What you have to do |
Set down the records below verbatim, starting with the line that contains "Where are 19" and ending with the line that contains "x-tick-label: 1.0 — [84, 574, 110, 588]", both included. Leave the pictures out of your answer.

Input for this task |
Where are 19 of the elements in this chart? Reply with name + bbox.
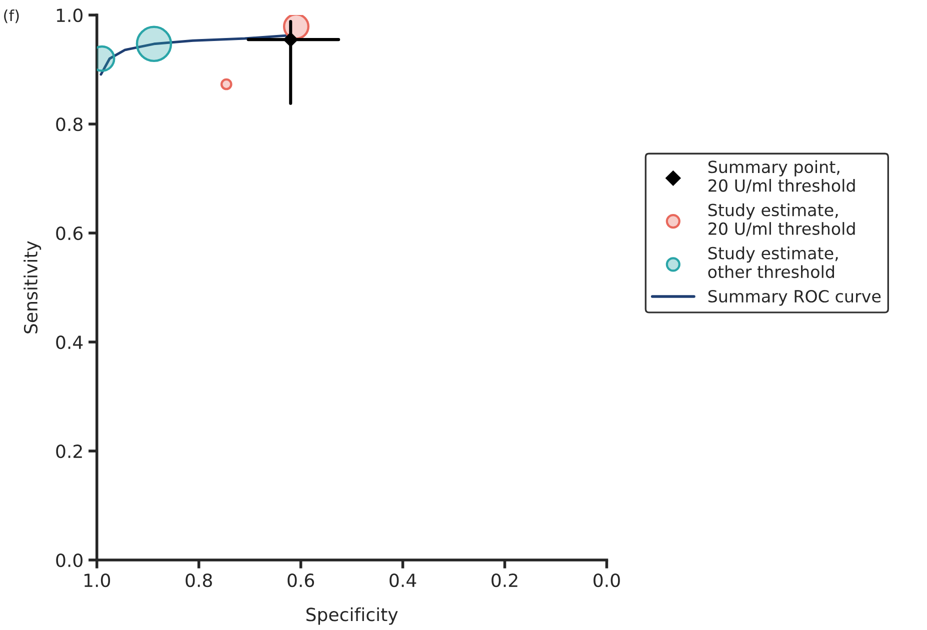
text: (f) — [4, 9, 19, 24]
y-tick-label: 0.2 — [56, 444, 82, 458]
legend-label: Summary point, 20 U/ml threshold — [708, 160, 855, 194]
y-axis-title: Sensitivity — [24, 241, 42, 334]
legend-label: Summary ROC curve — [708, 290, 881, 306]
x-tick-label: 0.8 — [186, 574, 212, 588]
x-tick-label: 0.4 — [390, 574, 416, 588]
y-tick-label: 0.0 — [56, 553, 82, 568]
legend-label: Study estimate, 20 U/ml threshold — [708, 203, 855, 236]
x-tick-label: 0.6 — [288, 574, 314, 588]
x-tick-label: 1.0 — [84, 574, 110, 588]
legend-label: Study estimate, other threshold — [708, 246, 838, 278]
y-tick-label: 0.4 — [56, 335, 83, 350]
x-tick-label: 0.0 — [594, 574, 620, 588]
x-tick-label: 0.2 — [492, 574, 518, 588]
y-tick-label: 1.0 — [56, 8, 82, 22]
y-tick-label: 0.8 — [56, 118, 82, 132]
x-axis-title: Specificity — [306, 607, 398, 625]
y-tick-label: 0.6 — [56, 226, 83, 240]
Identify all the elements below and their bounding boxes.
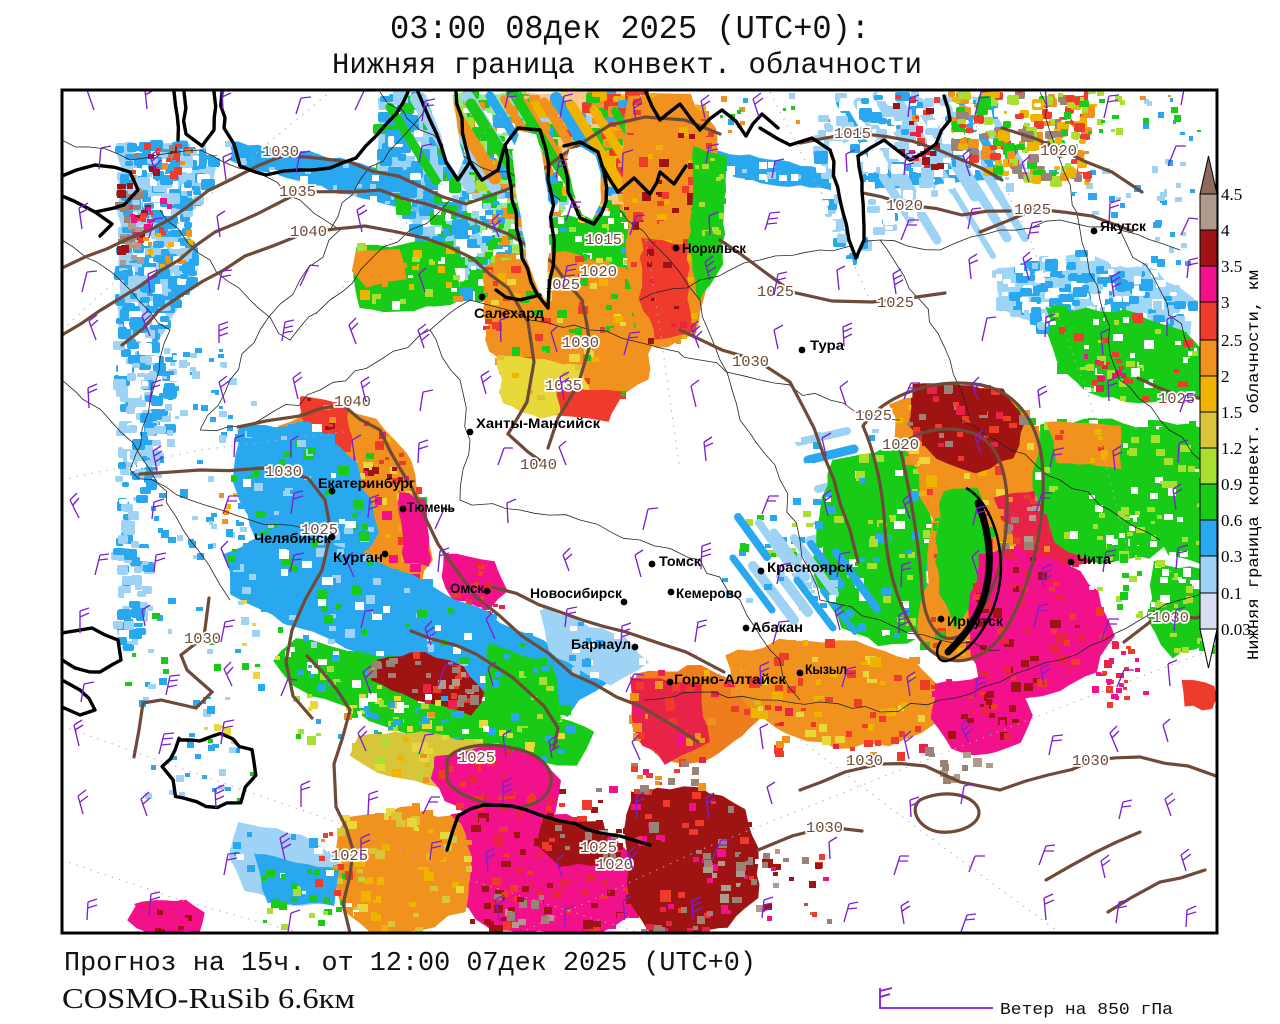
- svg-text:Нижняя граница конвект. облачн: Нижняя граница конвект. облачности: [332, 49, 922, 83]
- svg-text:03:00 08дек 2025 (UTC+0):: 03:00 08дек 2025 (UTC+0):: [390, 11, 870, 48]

...

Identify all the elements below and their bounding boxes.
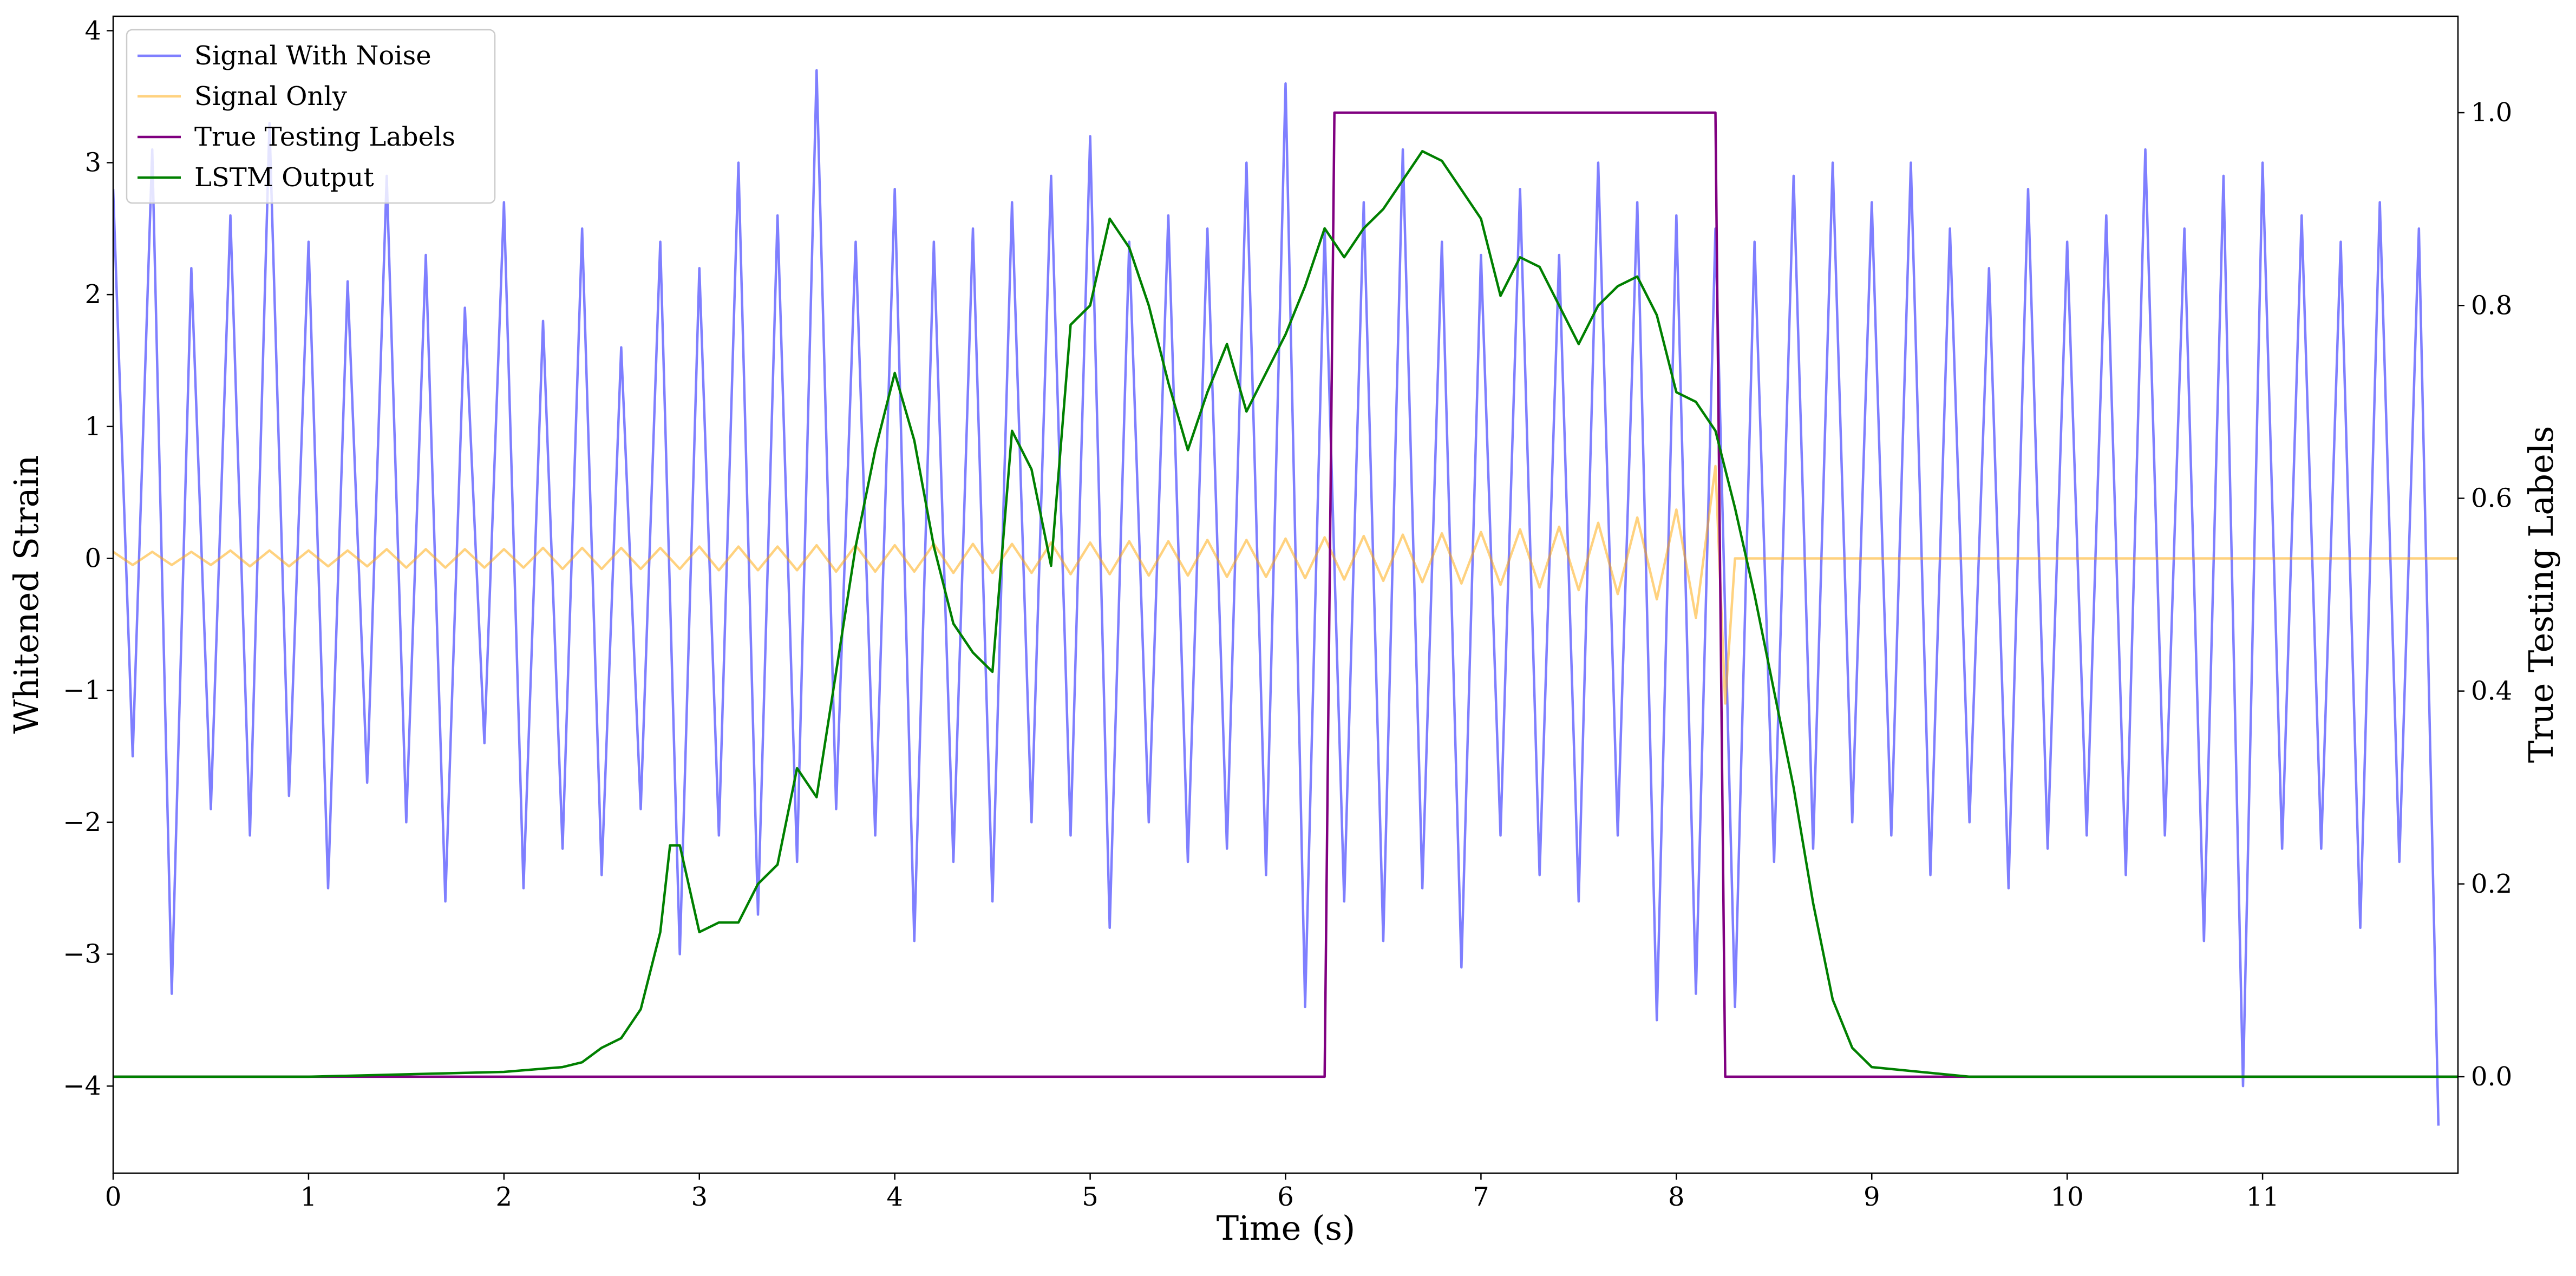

Reply |
Where are 19 of the elements in this chart? Reply with name + bbox.
text: (f) — [4, 9, 19, 24]
y-tick-label: 0.2 — [56, 444, 82, 458]
legend-label: Summary point, 20 U/ml threshold — [708, 160, 855, 194]
y-axis-title: Sensitivity — [24, 241, 42, 334]
legend-label: Summary ROC curve — [708, 290, 881, 306]
x-tick-label: 0.8 — [186, 574, 212, 588]
x-tick-label: 0.4 — [390, 574, 416, 588]
y-tick-label: 0.0 — [56, 553, 82, 568]
legend-label: Study estimate, 20 U/ml threshold — [708, 203, 855, 236]
x-tick-label: 0.6 — [288, 574, 314, 588]
x-tick-label: 1.0 — [84, 574, 110, 588]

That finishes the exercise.